***** INFORMATION PROVIDED

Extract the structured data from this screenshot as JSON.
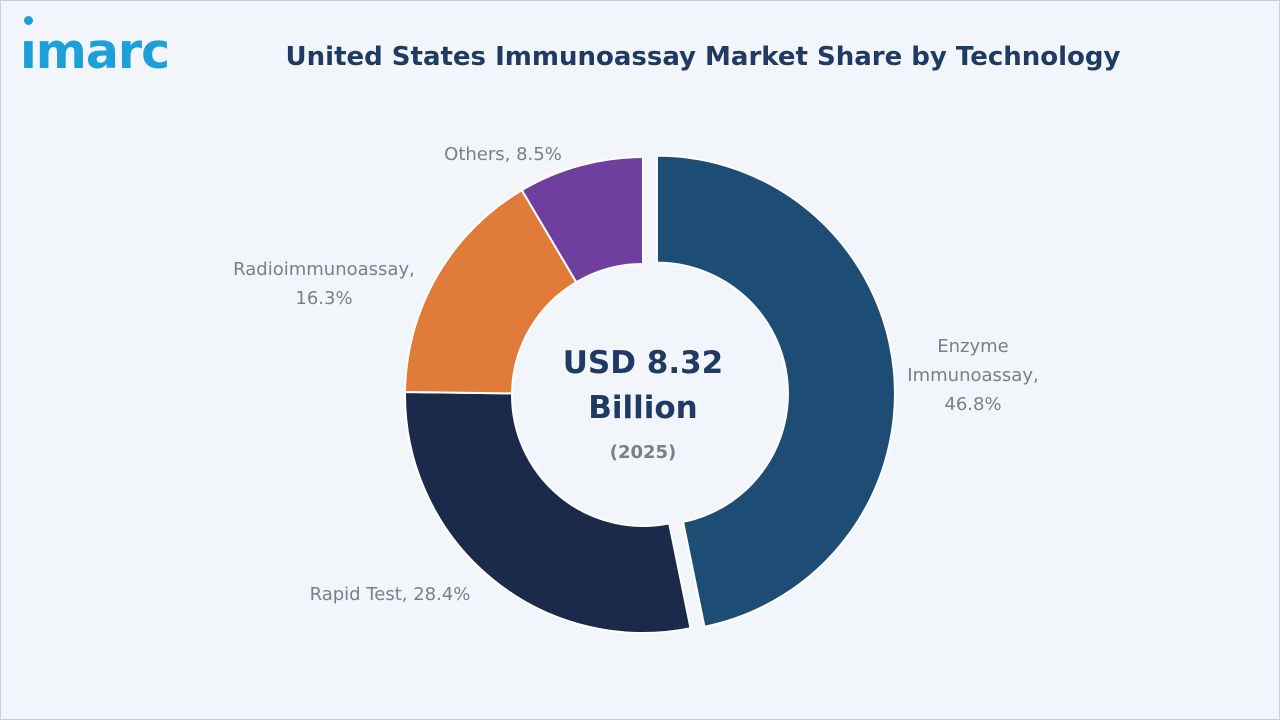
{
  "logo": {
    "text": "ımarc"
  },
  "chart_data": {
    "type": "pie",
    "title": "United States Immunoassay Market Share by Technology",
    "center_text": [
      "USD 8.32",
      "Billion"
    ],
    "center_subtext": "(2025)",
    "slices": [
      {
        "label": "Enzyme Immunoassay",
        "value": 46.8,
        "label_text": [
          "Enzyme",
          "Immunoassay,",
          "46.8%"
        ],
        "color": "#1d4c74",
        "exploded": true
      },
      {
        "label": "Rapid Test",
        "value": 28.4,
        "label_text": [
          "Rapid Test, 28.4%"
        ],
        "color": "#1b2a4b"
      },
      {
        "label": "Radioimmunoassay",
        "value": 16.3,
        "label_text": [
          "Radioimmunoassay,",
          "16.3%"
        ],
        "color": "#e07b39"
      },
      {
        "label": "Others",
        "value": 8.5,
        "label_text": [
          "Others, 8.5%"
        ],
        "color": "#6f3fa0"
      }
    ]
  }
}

**********
***** INFORMATION PROVIDED

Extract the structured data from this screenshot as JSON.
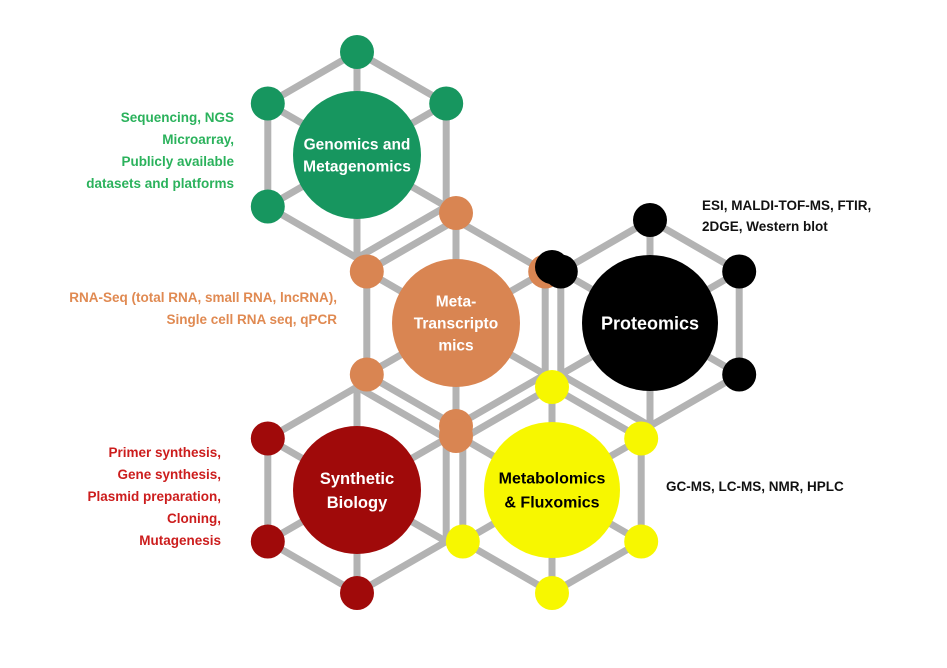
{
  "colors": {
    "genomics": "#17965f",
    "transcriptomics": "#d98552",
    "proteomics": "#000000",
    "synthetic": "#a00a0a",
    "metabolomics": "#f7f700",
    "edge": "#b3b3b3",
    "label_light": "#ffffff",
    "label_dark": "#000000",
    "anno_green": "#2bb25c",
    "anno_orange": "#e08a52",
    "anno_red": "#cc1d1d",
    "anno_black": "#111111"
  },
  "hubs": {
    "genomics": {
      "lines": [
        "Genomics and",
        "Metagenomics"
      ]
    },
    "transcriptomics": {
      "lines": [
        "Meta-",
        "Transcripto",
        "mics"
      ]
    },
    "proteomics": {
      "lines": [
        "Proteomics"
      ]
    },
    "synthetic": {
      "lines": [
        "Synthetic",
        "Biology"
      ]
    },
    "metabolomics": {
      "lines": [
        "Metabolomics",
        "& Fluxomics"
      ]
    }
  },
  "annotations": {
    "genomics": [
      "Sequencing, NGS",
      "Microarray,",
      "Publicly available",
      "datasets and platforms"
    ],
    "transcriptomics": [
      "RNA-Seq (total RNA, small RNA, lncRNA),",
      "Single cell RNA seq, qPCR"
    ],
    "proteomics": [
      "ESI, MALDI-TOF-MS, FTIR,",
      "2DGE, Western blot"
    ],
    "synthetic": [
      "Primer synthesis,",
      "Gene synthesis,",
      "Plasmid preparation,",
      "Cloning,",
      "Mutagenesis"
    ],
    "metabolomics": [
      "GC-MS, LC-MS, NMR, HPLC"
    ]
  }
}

**********

EXERCISE AIM
Which lines of the records above contain the word "transcriptomics"? Copy each of them.

OUTPUT OF THE TASK
    "transcriptomics": "#d98552",
    "transcriptomics": {
    "transcriptomics": [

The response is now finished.